● **Problem**
Copy out every line containing the word "génie".

'''

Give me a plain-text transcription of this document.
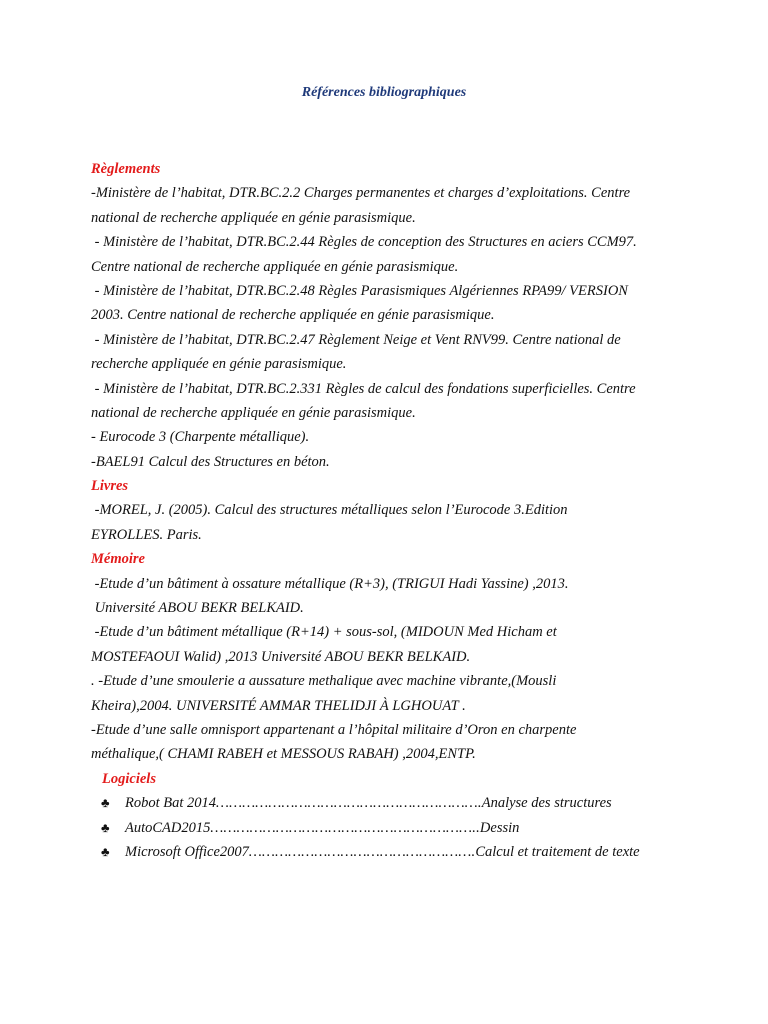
Références bibliographiques
Règlements
-Ministère de l’habitat, DTR.BC.2.2 Charges permanentes et charges d’exploitations. Centre
national de recherche appliquée en génie parasismique.
- Ministère de l’habitat, DTR.BC.2.44 Règles de conception des Structures en aciers CCM97.
Centre national de recherche appliquée en génie parasismique.
- Ministère de l’habitat, DTR.BC.2.48 Règles Parasismiques Algériennes RPA99/ VERSION
2003. Centre national de recherche appliquée en génie parasismique.
- Ministère de l’habitat, DTR.BC.2.47 Règlement Neige et Vent RNV99. Centre national de
recherche appliquée en génie parasismique.
- Ministère de l’habitat, DTR.BC.2.331 Règles de calcul des fondations superficielles. Centre
national de recherche appliquée en génie parasismique.
- Eurocode 3 (Charpente métallique).
-BAEL91 Calcul des Structures en béton.
Livres
-MOREL, J. (2005). Calcul des structures métalliques selon l’Eurocode 3.Edition
EYROLLES. Paris.
Mémoire
-Etude d’un bâtiment à ossature métallique (R+3), (TRIGUI Hadi Yassine) ,2013.
Université ABOU BEKR BELKAID.
-Etude d’un bâtiment métallique (R+14) + sous-sol, (MIDOUN Med Hicham et
MOSTEFAOUI Walid) ,2013 Université ABOU BEKR BELKAID.
. -Etude d’une smoulerie a aussature methalique avec machine vibrante,(Mousli
Kheira),2004. UNIVERSITÉ AMMAR THELIDJI À LGHOUAT .
-Etude d’une salle omnisport appartenant a l’hôpital militaire d’Oron en charpente
méthalique,( CHAMI RABEH et MESSOUS RABAH) ,2004,ENTP.
Logiciels
♣ Robot Bat 2014…………………………………………………….Analyse des structures
♣ AutoCAD2015……………………………………………………..Dessin
♣ Microsoft Office2007…………………………………………….Calcul et traitement de texte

'''

● **Response below**
national de recherche appliquée en génie parasismique.
Centre national de recherche appliquée en génie parasismique.
2003. Centre national de recherche appliquée en génie parasismique.
recherche appliquée en génie parasismique.
national de recherche appliquée en génie parasismique.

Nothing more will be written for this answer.